(Given request)
Quote each record exactly, please, leaving none out.

Dataset entries
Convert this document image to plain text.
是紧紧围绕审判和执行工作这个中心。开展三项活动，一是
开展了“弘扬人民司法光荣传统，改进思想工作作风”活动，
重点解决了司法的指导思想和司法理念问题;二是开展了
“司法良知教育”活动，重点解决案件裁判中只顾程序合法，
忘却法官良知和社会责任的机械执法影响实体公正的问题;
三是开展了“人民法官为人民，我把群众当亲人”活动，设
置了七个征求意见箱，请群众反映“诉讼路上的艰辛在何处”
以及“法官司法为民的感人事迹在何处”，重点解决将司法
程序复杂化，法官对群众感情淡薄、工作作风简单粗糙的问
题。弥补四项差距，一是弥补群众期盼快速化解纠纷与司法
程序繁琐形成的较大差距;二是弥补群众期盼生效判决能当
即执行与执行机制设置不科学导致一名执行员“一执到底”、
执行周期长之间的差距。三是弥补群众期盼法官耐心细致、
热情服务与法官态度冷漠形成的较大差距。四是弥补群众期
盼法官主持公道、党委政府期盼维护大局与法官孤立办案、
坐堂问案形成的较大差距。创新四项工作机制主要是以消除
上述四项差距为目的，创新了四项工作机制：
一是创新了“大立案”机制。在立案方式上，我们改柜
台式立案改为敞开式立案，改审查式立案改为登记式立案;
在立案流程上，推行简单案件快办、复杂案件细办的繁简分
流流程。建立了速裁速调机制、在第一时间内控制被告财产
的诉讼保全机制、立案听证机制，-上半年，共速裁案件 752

(Expected answer)
Convert this document image to plain text.
是紧紧围绕审判和执行工作这个中心。开展三项活动，一是
开展了“弘扬人民司法光荣传统，改进思想工作作风”活动，
重点解决了司法的指导思想和司法理念问题;二是开展了
“司法良知教育”活动，重点解决案件裁判中只顾程序合法，
忘却法官良知和社会责任的机械执法影响实体公正的问题;
三是开展了“人民法官为人民，我把群众当亲人”活动，设
置了七个征求意见箱，请群众反映“诉讼路上的艰辛在何处”
以及“法官司法为民的感人事迹在何处”，重点解决将司法
程序复杂化，法官对群众感情淡薄、工作作风简单粗糙的问
题。弥补四项差距，一是弥补群众期盼快速化解纠纷与司法
程序繁琐形成的较大差距;二是弥补群众期盼生效判决能当
即执行与执行机制设置不科学导致一名执行员“一执到底”、
执行周期长之间的差距。三是弥补群众期盼法官耐心细致、
热情服务与法官态度冷漠形成的较大差距。四是弥补群众期
盼法官主持公道、党委政府期盼维护大局与法官孤立办案、
坐堂问案形成的较大差距。创新四项工作机制主要是以消除
上述四项差距为目的，创新了四项工作机制：
一是创新了“大立案”机制。在立案方式上，我们改柜
台式立案改为敞开式立案，改审查式立案改为登记式立案;
在立案流程上，推行简单案件快办、复杂案件细办的繁简分
流流程。建立了速裁速调机制、在第一时间内控制被告财产
的诉讼保全机制、立案听证机制，-上半年，共速裁案件 752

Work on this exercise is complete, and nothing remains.